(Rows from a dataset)
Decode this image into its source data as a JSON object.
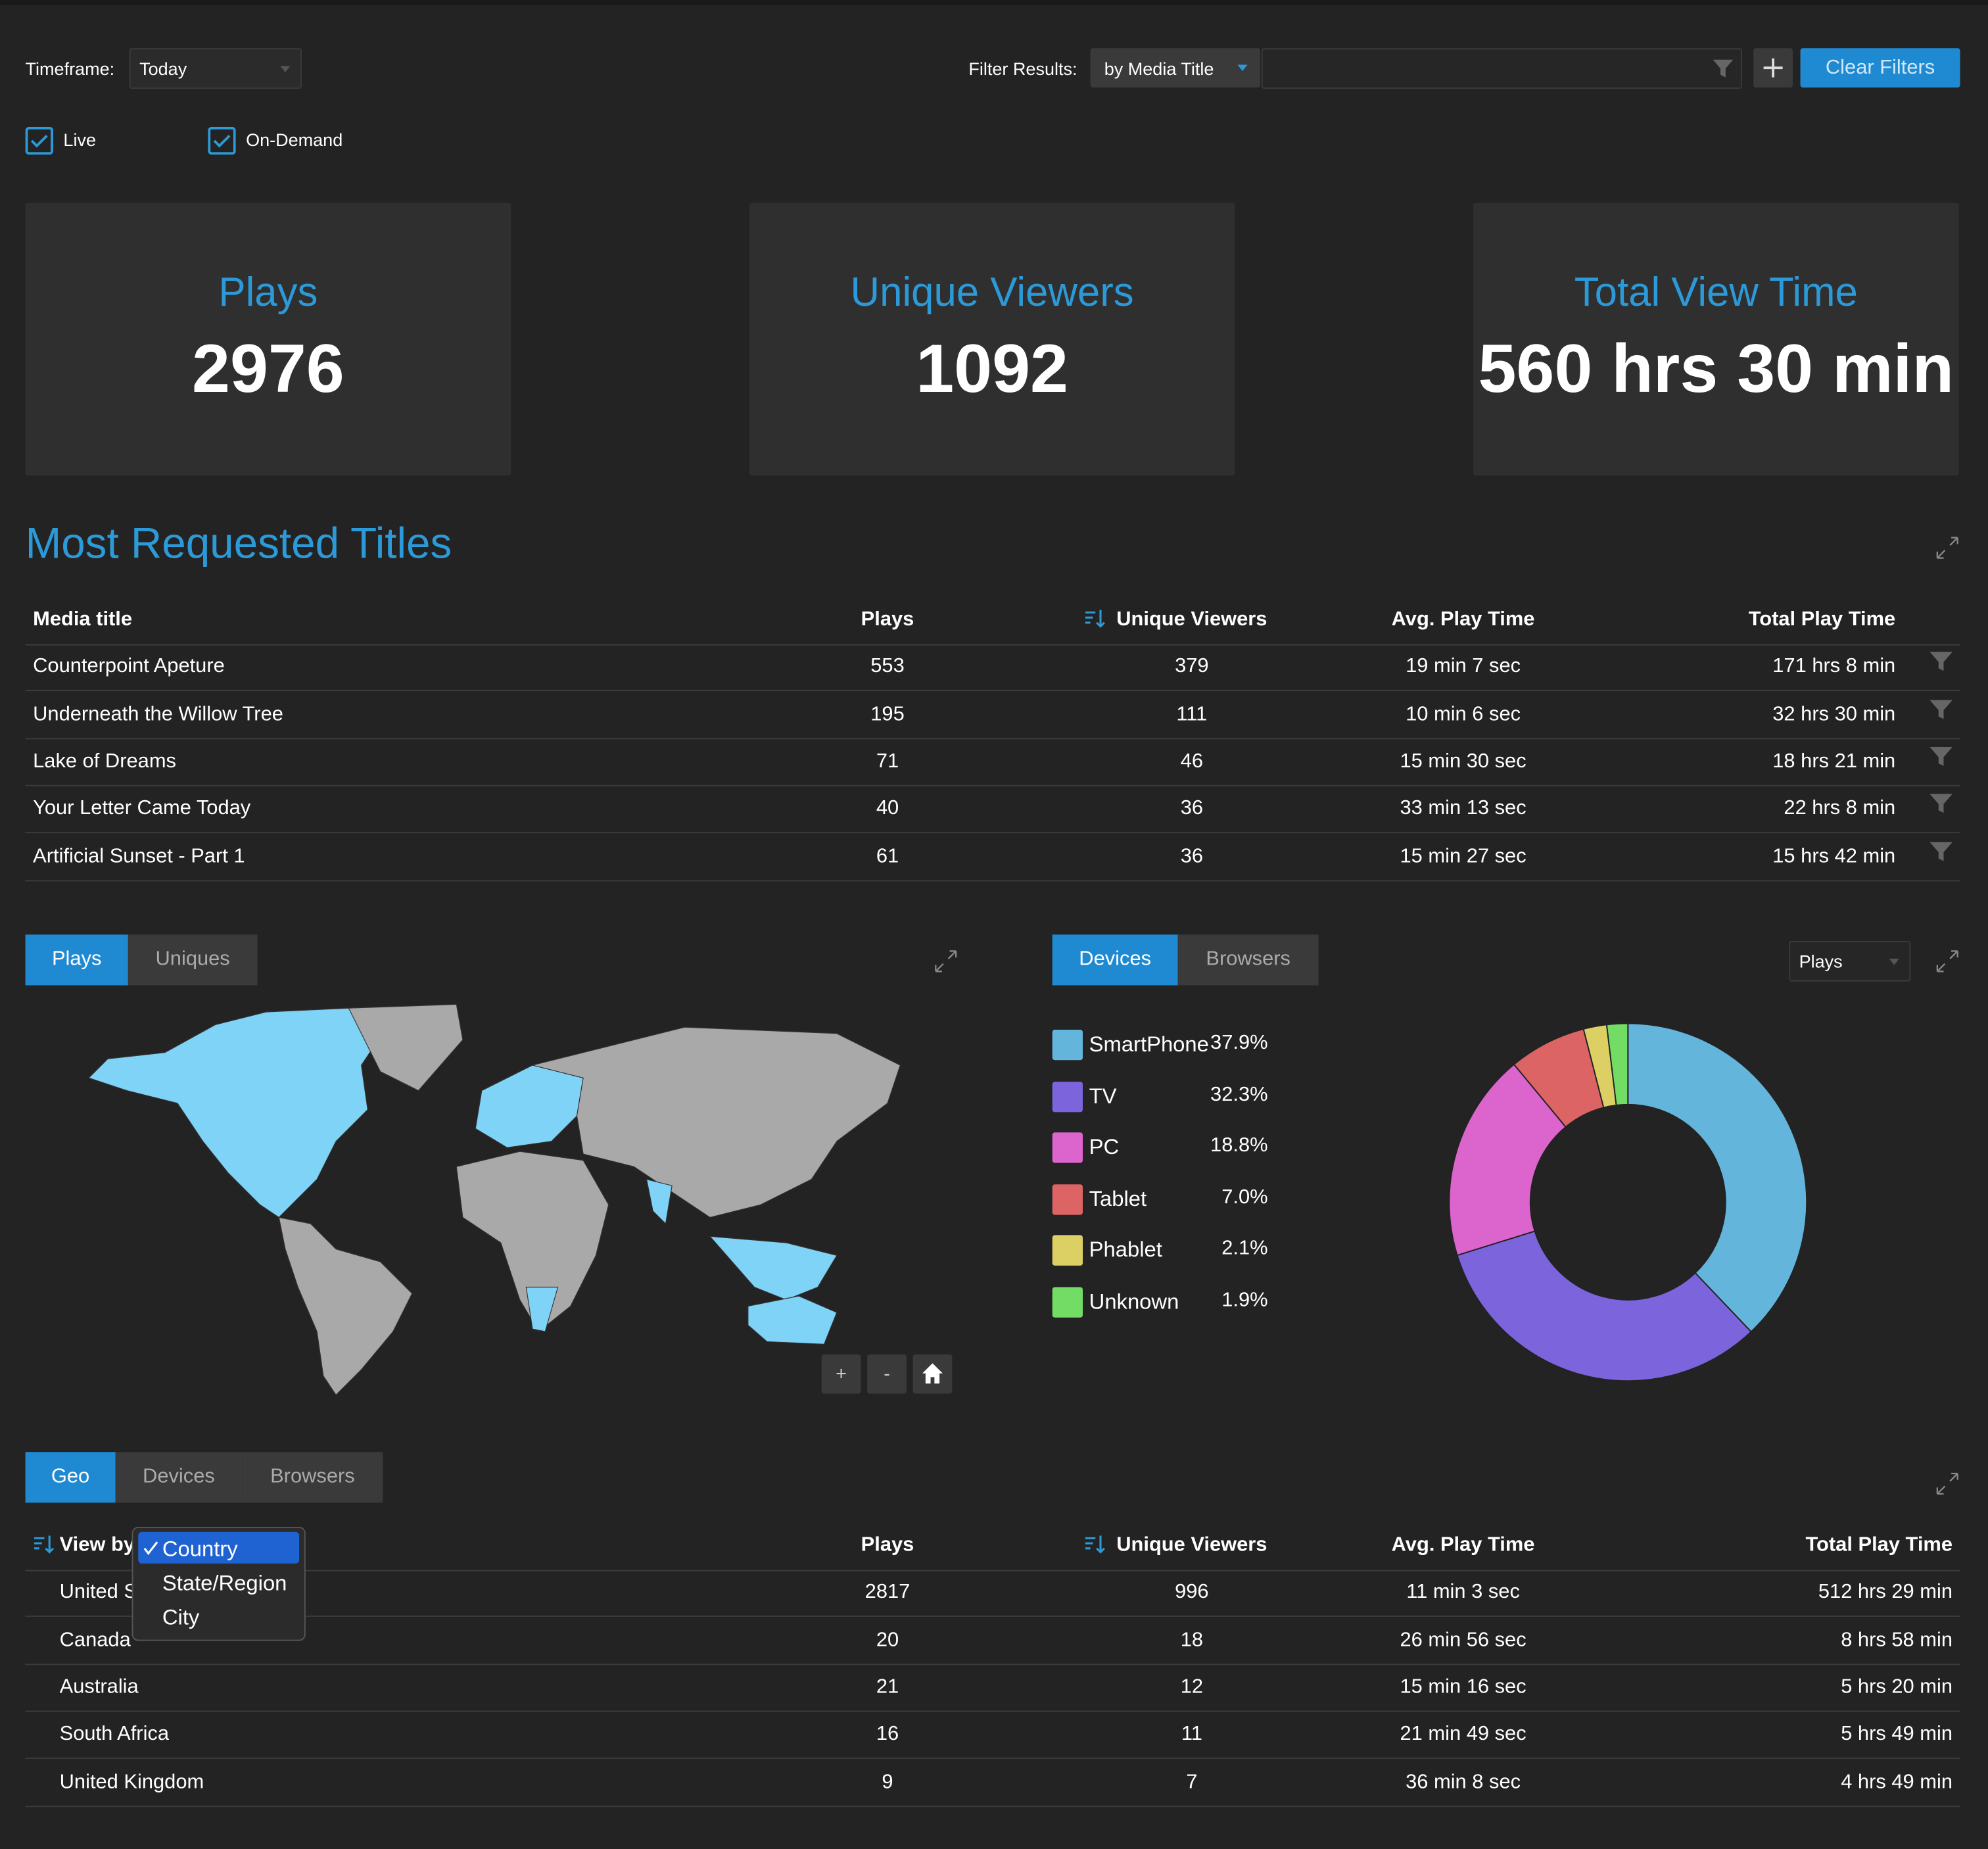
{
  "filters": {
    "timeframe_label": "Timeframe:",
    "timeframe": "Today",
    "filter_label": "Filter Results:",
    "filter_by": "by Media Title",
    "clear": "Clear Filters",
    "live": "Live",
    "on_demand": "On-Demand"
  },
  "kpis": [
    {
      "label": "Plays",
      "value": 2976
    },
    {
      "label": "Unique Viewers",
      "value": 1092
    },
    {
      "label": "Total View Time",
      "value": "560 hrs 30 min"
    }
  ],
  "titles": {
    "heading": "Most Requested Titles",
    "columns": [
      "Media title",
      "Plays",
      "Unique Viewers",
      "Avg. Play Time",
      "Total Play Time"
    ],
    "rows": [
      [
        "Counterpoint Apeture",
        553,
        379,
        "19 min 7 sec",
        "171 hrs 8 min"
      ],
      [
        "Underneath the Willow Tree",
        195,
        111,
        "10 min 6 sec",
        "32 hrs 30 min"
      ],
      [
        "Lake of Dreams",
        71,
        46,
        "15 min 30 sec",
        "18 hrs 21 min"
      ],
      [
        "Your Letter Came Today",
        40,
        36,
        "33 min 13 sec",
        "22 hrs 8 min"
      ],
      [
        "Artificial Sunset - Part 1",
        61,
        36,
        "15 min 27 sec",
        "15 hrs 42 min"
      ]
    ]
  },
  "map": {
    "tabs": [
      "Plays",
      "Uniques"
    ],
    "zoom_in": "+",
    "zoom_out": "-"
  },
  "devices": {
    "tabs": [
      "Devices",
      "Browsers"
    ],
    "metric": "Plays",
    "categories": [
      "SmartPhone",
      "TV",
      "PC",
      "Tablet",
      "Phablet",
      "Unknown"
    ],
    "values": [
      37.9,
      32.3,
      18.8,
      7.0,
      2.1,
      1.9
    ],
    "value_labels": [
      "37.9%",
      "32.3%",
      "18.8%",
      "7.0%",
      "2.1%",
      "1.9%"
    ],
    "colors": [
      "#64b5dc",
      "#7b64dc",
      "#dc64cd",
      "#dc6464",
      "#dcd064",
      "#73dc64"
    ]
  },
  "geo": {
    "tabs": [
      "Geo",
      "Devices",
      "Browsers"
    ],
    "columns": [
      "View by",
      "Plays",
      "Unique Viewers",
      "Avg. Play Time",
      "Total Play Time"
    ],
    "view_options": [
      "Country",
      "State/Region",
      "City"
    ],
    "rows": [
      [
        "United States",
        2817,
        996,
        "11 min 3 sec",
        "512 hrs 29 min"
      ],
      [
        "Canada",
        20,
        18,
        "26 min 56 sec",
        "8 hrs 58 min"
      ],
      [
        "Australia",
        21,
        12,
        "15 min 16 sec",
        "5 hrs 20 min"
      ],
      [
        "South Africa",
        16,
        11,
        "21 min 49 sec",
        "5 hrs 49 min"
      ],
      [
        "United Kingdom",
        9,
        7,
        "36 min 8 sec",
        "4 hrs 49 min"
      ]
    ]
  }
}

• Stated exercise: Give the material again exactly as it is, but keep the pictures out.

• The response:
Decode this image into its source data as a JSON object.
{
  "filters": {
    "timeframe_label": "Timeframe:",
    "timeframe": "Today",
    "filter_label": "Filter Results:",
    "filter_by": "by Media Title",
    "clear": "Clear Filters",
    "live": "Live",
    "on_demand": "On-Demand"
  },
  "kpis": [
    {
      "label": "Plays",
      "value": 2976
    },
    {
      "label": "Unique Viewers",
      "value": 1092
    },
    {
      "label": "Total View Time",
      "value": "560 hrs 30 min"
    }
  ],
  "titles": {
    "heading": "Most Requested Titles",
    "columns": [
      "Media title",
      "Plays",
      "Unique Viewers",
      "Avg. Play Time",
      "Total Play Time"
    ],
    "rows": [
      [
        "Counterpoint Apeture",
        553,
        379,
        "19 min 7 sec",
        "171 hrs 8 min"
      ],
      [
        "Underneath the Willow Tree",
        195,
        111,
        "10 min 6 sec",
        "32 hrs 30 min"
      ],
      [
        "Lake of Dreams",
        71,
        46,
        "15 min 30 sec",
        "18 hrs 21 min"
      ],
      [
        "Your Letter Came Today",
        40,
        36,
        "33 min 13 sec",
        "22 hrs 8 min"
      ],
      [
        "Artificial Sunset - Part 1",
        61,
        36,
        "15 min 27 sec",
        "15 hrs 42 min"
      ]
    ]
  },
  "map": {
    "tabs": [
      "Plays",
      "Uniques"
    ],
    "zoom_in": "+",
    "zoom_out": "-"
  },
  "devices": {
    "tabs": [
      "Devices",
      "Browsers"
    ],
    "metric": "Plays",
    "categories": [
      "SmartPhone",
      "TV",
      "PC",
      "Tablet",
      "Phablet",
      "Unknown"
    ],
    "values": [
      37.9,
      32.3,
      18.8,
      7.0,
      2.1,
      1.9
    ],
    "value_labels": [
      "37.9%",
      "32.3%",
      "18.8%",
      "7.0%",
      "2.1%",
      "1.9%"
    ],
    "colors": [
      "#64b5dc",
      "#7b64dc",
      "#dc64cd",
      "#dc6464",
      "#dcd064",
      "#73dc64"
    ]
  },
  "geo": {
    "tabs": [
      "Geo",
      "Devices",
      "Browsers"
    ],
    "columns": [
      "View by",
      "Plays",
      "Unique Viewers",
      "Avg. Play Time",
      "Total Play Time"
    ],
    "view_options": [
      "Country",
      "State/Region",
      "City"
    ],
    "rows": [
      [
        "United States",
        2817,
        996,
        "11 min 3 sec",
        "512 hrs 29 min"
      ],
      [
        "Canada",
        20,
        18,
        "26 min 56 sec",
        "8 hrs 58 min"
      ],
      [
        "Australia",
        21,
        12,
        "15 min 16 sec",
        "5 hrs 20 min"
      ],
      [
        "South Africa",
        16,
        11,
        "21 min 49 sec",
        "5 hrs 49 min"
      ],
      [
        "United Kingdom",
        9,
        7,
        "36 min 8 sec",
        "4 hrs 49 min"
      ]
    ]
  }
}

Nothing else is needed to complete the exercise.